▶ **TO BE DONE**
Restate the records below word for word, and omit the images they hold.

# start of RECORDS FOR THIS EXERCISE

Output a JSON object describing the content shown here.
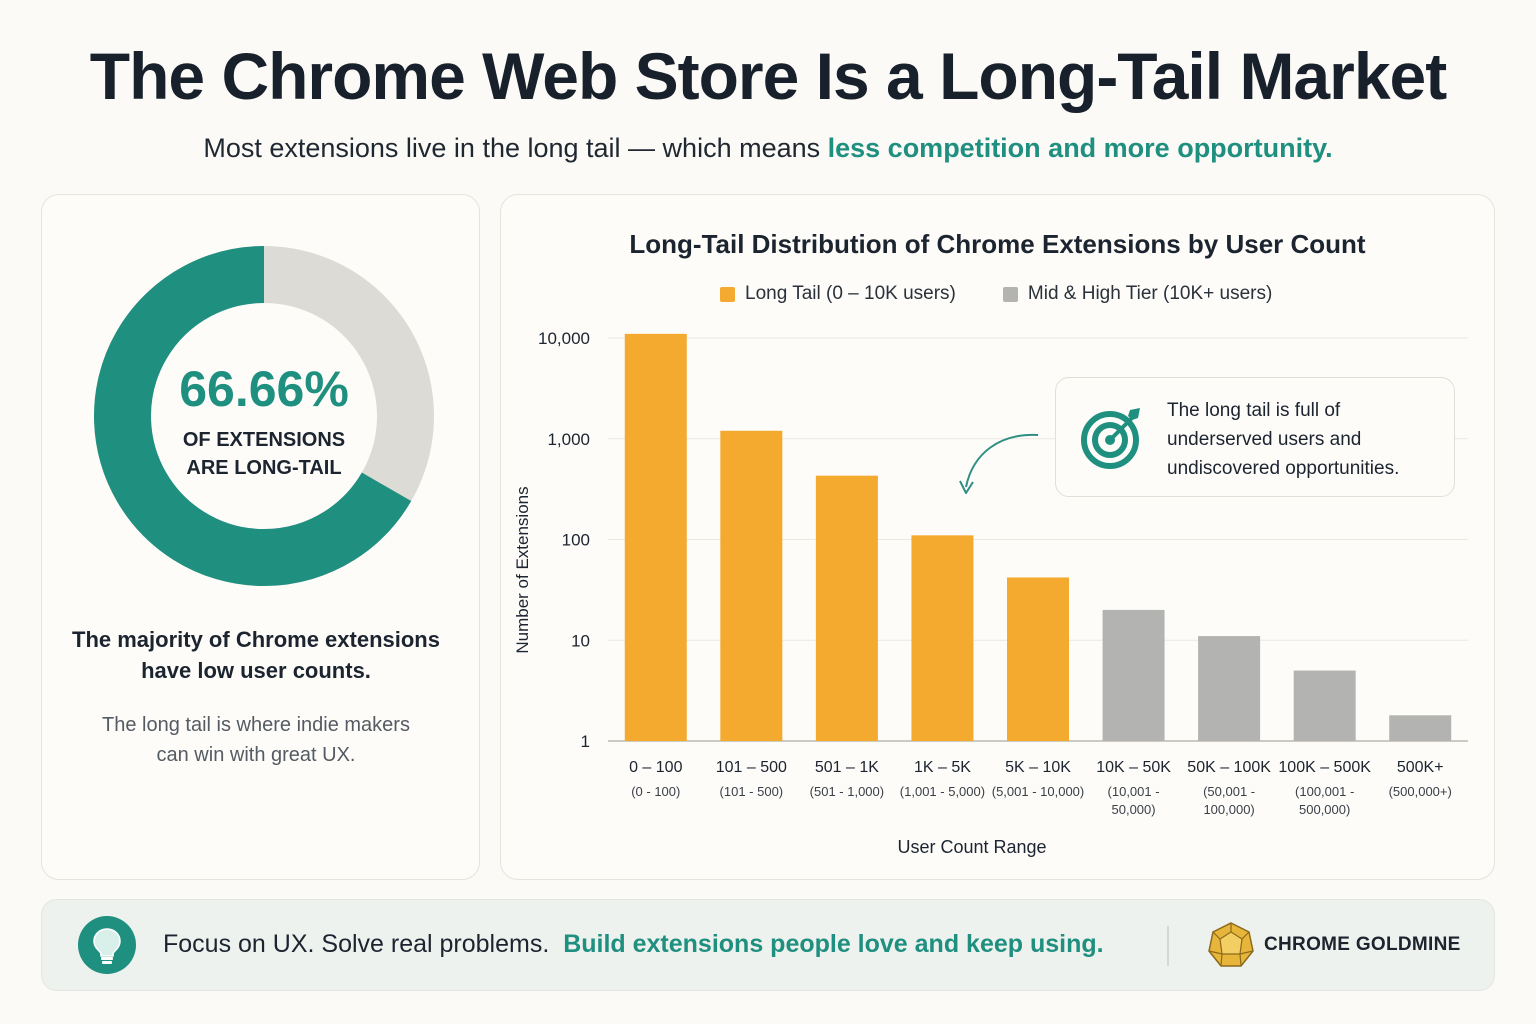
{
  "header": {
    "title": "The Chrome Web Store Is a Long-Tail Market",
    "subtitle_plain": "Most extensions live in the long tail — which means ",
    "subtitle_accent": "less competition and more opportunity."
  },
  "summary_card": {
    "percent_label": "66.66%",
    "percent_value": 66.66,
    "caption_line1": "OF EXTENSIONS",
    "caption_line2": "ARE LONG-TAIL",
    "headline_line1": "The majority of Chrome extensions",
    "headline_line2": "have low user counts.",
    "note_line1": "The long tail is where indie makers",
    "note_line2": "can win with great UX.",
    "colors": {
      "accent": "#1f8f80",
      "remainder": "#dddbd5"
    }
  },
  "callout": {
    "line1": "The long tail is full of",
    "line2": "underserved users and",
    "line3": "undiscovered opportunities.",
    "icon": "target-icon"
  },
  "footer": {
    "text_plain": "Focus on UX. Solve real problems.",
    "text_accent": "Build extensions people love and keep using.",
    "brand": "CHROME GOLDMINE",
    "icons": [
      "lightbulb-icon",
      "gem-icon"
    ]
  },
  "colors": {
    "accent": "#1f8f80",
    "long_tail": "#f4a92f",
    "mid_high": "#b3b3b1"
  },
  "chart_data": {
    "type": "bar",
    "title": "Long-Tail Distribution of Chrome Extensions by User Count",
    "xlabel": "User Count Range",
    "ylabel": "Number of Extensions",
    "yscale": "log",
    "ylim": [
      1,
      10000
    ],
    "yticks": [
      1,
      10,
      100,
      1000,
      10000
    ],
    "ytick_labels": [
      "1",
      "10",
      "100",
      "1,000",
      "10,000"
    ],
    "grid": true,
    "legend_position": "top",
    "categories": [
      "0 – 100",
      "101 – 500",
      "501 – 1K",
      "1K – 5K",
      "5K – 10K",
      "10K – 50K",
      "50K – 100K",
      "100K – 500K",
      "500K+"
    ],
    "category_sublabels": [
      [
        "(0 - 100)"
      ],
      [
        "(101 - 500)"
      ],
      [
        "(501 - 1,000)"
      ],
      [
        "(1,001 - 5,000)"
      ],
      [
        "(5,001 - 10,000)"
      ],
      [
        "(10,001 -",
        "50,000)"
      ],
      [
        "(50,001 -",
        "100,000)"
      ],
      [
        "(100,001 -",
        "500,000)"
      ],
      [
        "(500,000+)"
      ]
    ],
    "values": [
      11000,
      1200,
      430,
      110,
      42,
      20,
      11,
      5,
      1.8
    ],
    "groups": [
      "long_tail",
      "long_tail",
      "long_tail",
      "long_tail",
      "long_tail",
      "mid_high",
      "mid_high",
      "mid_high",
      "mid_high"
    ],
    "series": [
      {
        "name": "Long Tail (0 – 10K users)",
        "key": "long_tail",
        "color": "#f4a92f"
      },
      {
        "name": "Mid & High Tier (10K+ users)",
        "key": "mid_high",
        "color": "#b3b3b1"
      }
    ]
  }
}
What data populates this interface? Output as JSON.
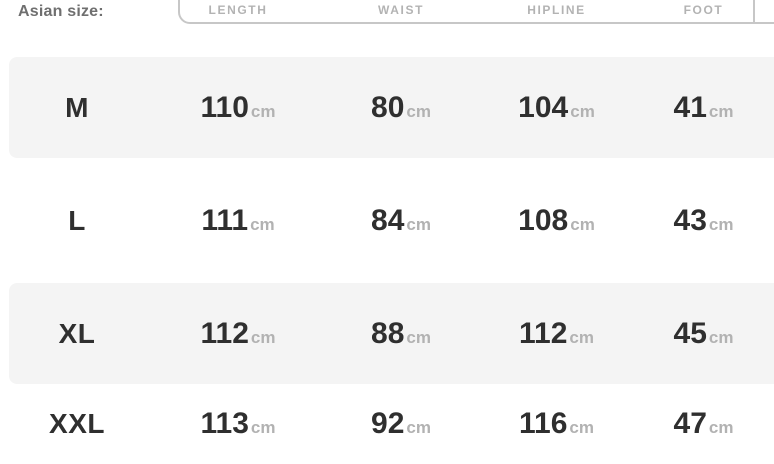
{
  "size_selector": {
    "label": "Asian size:"
  },
  "table": {
    "unit": "cm",
    "columns": [
      "LENGTH",
      "WAIST",
      "HIPLINE",
      "FOOT"
    ],
    "rows": [
      {
        "size": "M",
        "values": [
          "110",
          "80",
          "104",
          "41"
        ]
      },
      {
        "size": "L",
        "values": [
          "111",
          "84",
          "108",
          "43"
        ]
      },
      {
        "size": "XL",
        "values": [
          "112",
          "88",
          "112",
          "45"
        ]
      },
      {
        "size": "XXL",
        "values": [
          "113",
          "92",
          "116",
          "47"
        ]
      }
    ]
  },
  "colors": {
    "row_shade": "#f4f4f4",
    "text_dark": "#2f2f2f",
    "text_muted": "#b2b2b2",
    "header_border": "#c7c7c7",
    "label_gray": "#6f6f6f"
  }
}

# end of RECORDS FOR THIS EXERCISE

▶ **CORRECT RESPONSE**
Output a JSON object describing the content shown here.
{
  "header": {
    "title": "The Chrome Web Store Is a Long-Tail Market",
    "subtitle_plain": "Most extensions live in the long tail — which means ",
    "subtitle_accent": "less competition and more opportunity."
  },
  "summary_card": {
    "percent_label": "66.66%",
    "percent_value": 66.66,
    "caption_line1": "OF EXTENSIONS",
    "caption_line2": "ARE LONG-TAIL",
    "headline_line1": "The majority of Chrome extensions",
    "headline_line2": "have low user counts.",
    "note_line1": "The long tail is where indie makers",
    "note_line2": "can win with great UX.",
    "colors": {
      "accent": "#1f8f80",
      "remainder": "#dddbd5"
    }
  },
  "callout": {
    "line1": "The long tail is full of",
    "line2": "underserved users and",
    "line3": "undiscovered opportunities.",
    "icon": "target-icon"
  },
  "footer": {
    "text_plain": "Focus on UX. Solve real problems.",
    "text_accent": "Build extensions people love and keep using.",
    "brand": "CHROME GOLDMINE",
    "icons": [
      "lightbulb-icon",
      "gem-icon"
    ]
  },
  "colors": {
    "accent": "#1f8f80",
    "long_tail": "#f4a92f",
    "mid_high": "#b3b3b1"
  },
  "chart_data": {
    "type": "bar",
    "title": "Long-Tail Distribution of Chrome Extensions by User Count",
    "xlabel": "User Count Range",
    "ylabel": "Number of Extensions",
    "yscale": "log",
    "ylim": [
      1,
      10000
    ],
    "yticks": [
      1,
      10,
      100,
      1000,
      10000
    ],
    "ytick_labels": [
      "1",
      "10",
      "100",
      "1,000",
      "10,000"
    ],
    "grid": true,
    "legend_position": "top",
    "categories": [
      "0 – 100",
      "101 – 500",
      "501 – 1K",
      "1K – 5K",
      "5K – 10K",
      "10K – 50K",
      "50K – 100K",
      "100K – 500K",
      "500K+"
    ],
    "category_sublabels": [
      [
        "(0 - 100)"
      ],
      [
        "(101 - 500)"
      ],
      [
        "(501 - 1,000)"
      ],
      [
        "(1,001 - 5,000)"
      ],
      [
        "(5,001 - 10,000)"
      ],
      [
        "(10,001 -",
        "50,000)"
      ],
      [
        "(50,001 -",
        "100,000)"
      ],
      [
        "(100,001 -",
        "500,000)"
      ],
      [
        "(500,000+)"
      ]
    ],
    "values": [
      11000,
      1200,
      430,
      110,
      42,
      20,
      11,
      5,
      1.8
    ],
    "groups": [
      "long_tail",
      "long_tail",
      "long_tail",
      "long_tail",
      "long_tail",
      "mid_high",
      "mid_high",
      "mid_high",
      "mid_high"
    ],
    "series": [
      {
        "name": "Long Tail (0 – 10K users)",
        "key": "long_tail",
        "color": "#f4a92f"
      },
      {
        "name": "Mid & High Tier (10K+ users)",
        "key": "mid_high",
        "color": "#b3b3b1"
      }
    ]
  }
}
What data populates this interface? Output as JSON.
{
  "size_selector": {
    "label": "Asian size:"
  },
  "table": {
    "unit": "cm",
    "columns": [
      "LENGTH",
      "WAIST",
      "HIPLINE",
      "FOOT"
    ],
    "rows": [
      {
        "size": "M",
        "values": [
          "110",
          "80",
          "104",
          "41"
        ]
      },
      {
        "size": "L",
        "values": [
          "111",
          "84",
          "108",
          "43"
        ]
      },
      {
        "size": "XL",
        "values": [
          "112",
          "88",
          "112",
          "45"
        ]
      },
      {
        "size": "XXL",
        "values": [
          "113",
          "92",
          "116",
          "47"
        ]
      }
    ]
  },
  "colors": {
    "row_shade": "#f4f4f4",
    "text_dark": "#2f2f2f",
    "text_muted": "#b2b2b2",
    "header_border": "#c7c7c7",
    "label_gray": "#6f6f6f"
  }
}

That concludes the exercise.